Instructions for the task. In the listing below, find every line containing "Wind" and copy it out.

Record excerpts.
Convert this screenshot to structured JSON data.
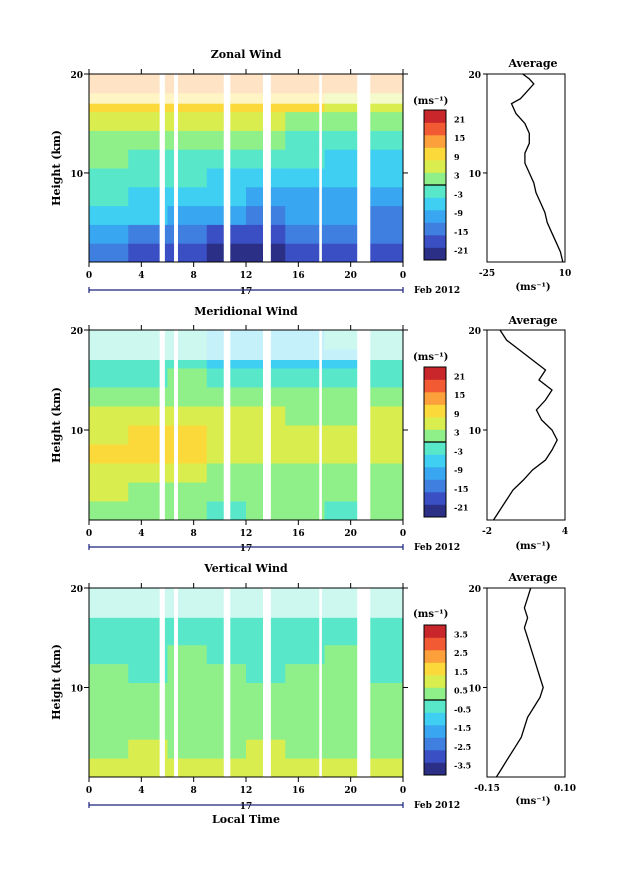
{
  "figure": {
    "xlabel": "Local Time",
    "date_label": "17",
    "month_label": "Feb 2012"
  },
  "chart_data": [
    {
      "type": "heatmap",
      "title": "Zonal Wind",
      "ylabel": "Height (km)",
      "xlim": [
        0,
        24
      ],
      "ylim": [
        1,
        20
      ],
      "xticks": [
        "0",
        "4",
        "8",
        "12",
        "16",
        "20",
        "0"
      ],
      "yticks": [
        "20",
        "10"
      ],
      "colorbar": {
        "unit": "(ms⁻¹)",
        "min": -24,
        "max": 24,
        "ticks": [
          "21",
          "15",
          "9",
          "3",
          "-3",
          "-9",
          "-15",
          "-21"
        ]
      },
      "average": {
        "title": "Average",
        "xlabel": "(ms⁻¹)",
        "xticks": [
          "-25",
          "10"
        ],
        "xlim": [
          -25,
          10
        ],
        "yticks": [
          "20",
          "10"
        ],
        "profile": [
          [
            1,
            9
          ],
          [
            2,
            8
          ],
          [
            3,
            6
          ],
          [
            4,
            4
          ],
          [
            5,
            2
          ],
          [
            6,
            1
          ],
          [
            7,
            -1
          ],
          [
            8,
            -3
          ],
          [
            9,
            -4
          ],
          [
            10,
            -6
          ],
          [
            11,
            -8
          ],
          [
            12,
            -8
          ],
          [
            13,
            -6
          ],
          [
            14,
            -6
          ],
          [
            15,
            -8
          ],
          [
            16,
            -12
          ],
          [
            17,
            -14
          ],
          [
            17.5,
            -10
          ],
          [
            18,
            -8
          ],
          [
            19,
            -4
          ],
          [
            19.5,
            -6
          ],
          [
            20,
            -9
          ]
        ]
      },
      "data_gaps": [
        [
          5.4,
          5.8
        ],
        [
          6.5,
          6.8
        ],
        [
          10.3,
          10.8
        ],
        [
          13.3,
          13.9
        ],
        [
          17.6,
          17.8
        ],
        [
          20.5,
          21.5
        ]
      ],
      "grid": [
        [
          -16,
          -18,
          -20,
          -22,
          -21,
          -19,
          -17,
          -18
        ],
        [
          -12,
          -14,
          -16,
          -18,
          -18,
          -16,
          -15,
          -16
        ],
        [
          -6,
          -8,
          -10,
          -12,
          -13,
          -12,
          -12,
          -13
        ],
        [
          -4,
          -6,
          -7,
          -8,
          -9,
          -9,
          -10,
          -11
        ],
        [
          -2,
          -3,
          -4,
          -5,
          -6,
          -7,
          -7,
          -8
        ],
        [
          0,
          -1,
          -2,
          -3,
          -3,
          -4,
          -5,
          -5
        ],
        [
          3,
          2,
          1,
          0,
          0,
          -1,
          -2,
          -2
        ],
        [
          7,
          6,
          5,
          5,
          4,
          3,
          2,
          2
        ],
        [
          11,
          10,
          10,
          9,
          9,
          8,
          7,
          7
        ],
        [
          13,
          12,
          13,
          14,
          15,
          14,
          13,
          13
        ]
      ]
    },
    {
      "type": "heatmap",
      "title": "Meridional Wind",
      "ylabel": "Height (km)",
      "xlim": [
        0,
        24
      ],
      "ylim": [
        1,
        20
      ],
      "xticks": [
        "0",
        "4",
        "8",
        "12",
        "16",
        "20",
        "0"
      ],
      "yticks": [
        "20",
        "10"
      ],
      "colorbar": {
        "unit": "(ms⁻¹)",
        "min": -24,
        "max": 24,
        "ticks": [
          "21",
          "15",
          "9",
          "3",
          "-3",
          "-9",
          "-15",
          "-21"
        ]
      },
      "average": {
        "title": "Average",
        "xlabel": "(ms⁻¹)",
        "xticks": [
          "-2",
          "4"
        ],
        "xlim": [
          -2,
          4
        ],
        "yticks": [
          "20",
          "10"
        ],
        "profile": [
          [
            1,
            -1.5
          ],
          [
            2,
            -1
          ],
          [
            3,
            -0.5
          ],
          [
            4,
            0
          ],
          [
            5,
            0.8
          ],
          [
            6,
            1.5
          ],
          [
            7,
            2.5
          ],
          [
            8,
            3
          ],
          [
            9,
            3.4
          ],
          [
            10,
            3
          ],
          [
            11,
            2.2
          ],
          [
            12,
            1.8
          ],
          [
            13,
            2.5
          ],
          [
            14,
            3
          ],
          [
            15,
            2
          ],
          [
            16,
            2.5
          ],
          [
            17,
            1.5
          ],
          [
            18,
            0.5
          ],
          [
            19,
            -0.5
          ],
          [
            20,
            -1
          ]
        ]
      },
      "data_gaps": [
        [
          5.4,
          5.8
        ],
        [
          6.5,
          6.8
        ],
        [
          10.3,
          10.8
        ],
        [
          13.3,
          13.9
        ],
        [
          17.6,
          17.8
        ],
        [
          20.5,
          21.5
        ]
      ],
      "grid": [
        [
          2,
          1,
          0,
          -1,
          0,
          1,
          -1,
          0
        ],
        [
          4,
          3,
          2,
          1,
          1,
          2,
          0,
          1
        ],
        [
          6,
          5,
          4,
          3,
          3,
          3,
          2,
          3
        ],
        [
          8,
          9,
          8,
          6,
          5,
          4,
          4,
          5
        ],
        [
          7,
          8,
          9,
          7,
          6,
          5,
          5,
          6
        ],
        [
          4,
          5,
          6,
          5,
          4,
          3,
          3,
          4
        ],
        [
          1,
          2,
          3,
          3,
          1,
          0,
          0,
          1
        ],
        [
          -2,
          -1,
          0,
          -1,
          -3,
          -4,
          -3,
          -2
        ],
        [
          -4,
          -3,
          -4,
          -6,
          -7,
          -6,
          -5,
          -4
        ],
        [
          -1,
          -2,
          -3,
          -5,
          -6,
          -5,
          -4,
          -3
        ]
      ]
    },
    {
      "type": "heatmap",
      "title": "Vertical Wind",
      "ylabel": "Height (km)",
      "xlim": [
        0,
        24
      ],
      "ylim": [
        1,
        20
      ],
      "xticks": [
        "0",
        "4",
        "8",
        "12",
        "16",
        "20",
        "0"
      ],
      "yticks": [
        "20",
        "10"
      ],
      "colorbar": {
        "unit": "(ms⁻¹)",
        "min": -4,
        "max": 4,
        "ticks": [
          "3.5",
          "2.5",
          "1.5",
          "0.5",
          "-0.5",
          "-1.5",
          "-2.5",
          "-3.5"
        ]
      },
      "average": {
        "title": "Average",
        "xlabel": "(ms⁻¹)",
        "xticks": [
          "-0.15",
          "0.10"
        ],
        "xlim": [
          -0.15,
          0.1
        ],
        "yticks": [
          "20",
          "10"
        ],
        "profile": [
          [
            1,
            -0.12
          ],
          [
            2,
            -0.1
          ],
          [
            3,
            -0.08
          ],
          [
            4,
            -0.06
          ],
          [
            5,
            -0.04
          ],
          [
            6,
            -0.03
          ],
          [
            7,
            -0.02
          ],
          [
            8,
            0
          ],
          [
            9,
            0.02
          ],
          [
            10,
            0.03
          ],
          [
            11,
            0.02
          ],
          [
            12,
            0.01
          ],
          [
            13,
            0
          ],
          [
            14,
            -0.01
          ],
          [
            15,
            -0.02
          ],
          [
            16,
            -0.03
          ],
          [
            17,
            -0.02
          ],
          [
            18,
            -0.03
          ],
          [
            19,
            -0.02
          ],
          [
            20,
            -0.01
          ]
        ]
      },
      "data_gaps": [
        [
          5.4,
          5.8
        ],
        [
          6.5,
          6.8
        ],
        [
          10.3,
          10.8
        ],
        [
          13.3,
          13.9
        ],
        [
          17.6,
          17.8
        ],
        [
          20.5,
          21.5
        ]
      ],
      "grid": [
        [
          0.8,
          0.9,
          0.7,
          0.8,
          0.9,
          0.7,
          0.8,
          0.9
        ],
        [
          0.6,
          0.7,
          0.6,
          0.5,
          0.7,
          0.6,
          0.5,
          0.6
        ],
        [
          0.4,
          0.5,
          0.6,
          0.4,
          0.5,
          0.6,
          0.4,
          0.5
        ],
        [
          0.3,
          0.2,
          0.4,
          0.3,
          0.2,
          0.4,
          0.3,
          0.2
        ],
        [
          0.1,
          0.2,
          0.0,
          0.1,
          0.2,
          0.0,
          0.1,
          0.2
        ],
        [
          0.0,
          -0.1,
          0.1,
          0.0,
          -0.1,
          0.1,
          0.0,
          -0.1
        ],
        [
          -0.1,
          -0.2,
          0.0,
          -0.1,
          -0.2,
          -0.1,
          0.0,
          -0.1
        ],
        [
          -0.2,
          -0.1,
          -0.3,
          -0.2,
          -0.1,
          -0.3,
          -0.2,
          -0.1
        ],
        [
          -0.3,
          -0.2,
          -0.3,
          -0.4,
          -0.2,
          -0.3,
          -0.2,
          -0.3
        ],
        [
          -0.2,
          -0.3,
          -0.2,
          -0.3,
          -0.4,
          -0.3,
          -0.2,
          -0.3
        ]
      ]
    }
  ]
}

Result for this exercise.
      "title": "Zonal Wind",
      "title": "Meridional Wind",
      "title": "Vertical Wind",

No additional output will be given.